- _PROBLEM_: Reproduce the data in its entirety, exactly as supplied.

[Saved entries]
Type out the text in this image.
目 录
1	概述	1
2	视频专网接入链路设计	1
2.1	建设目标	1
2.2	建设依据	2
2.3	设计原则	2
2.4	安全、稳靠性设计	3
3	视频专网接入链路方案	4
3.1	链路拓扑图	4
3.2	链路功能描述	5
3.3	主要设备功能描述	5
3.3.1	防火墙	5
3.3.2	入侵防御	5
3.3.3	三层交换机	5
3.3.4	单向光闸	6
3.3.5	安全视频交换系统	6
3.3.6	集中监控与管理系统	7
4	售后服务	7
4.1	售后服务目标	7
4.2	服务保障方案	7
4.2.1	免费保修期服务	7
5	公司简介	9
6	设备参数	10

- _TASK SOLUTION_:
Type out the text in this image.
目 录
1	概述	1
2	视频专网接入链路设计	1
2.1	建设目标	1
2.2	建设依据	2
2.3	设计原则	2
2.4	安全、稳靠性设计	3
3	视频专网接入链路方案	4
3.1	链路拓扑图	4
3.2	链路功能描述	5
3.3	主要设备功能描述	5
3.3.1	防火墙	5
3.3.2	入侵防御	5
3.3.3	三层交换机	5
3.3.4	单向光闸	6
3.3.5	安全视频交换系统	6
3.3.6	集中监控与管理系统	7
4	售后服务	7
4.1	售后服务目标	7
4.2	服务保障方案	7
4.2.1	免费保修期服务	7
5	公司简介	9
6	设备参数	10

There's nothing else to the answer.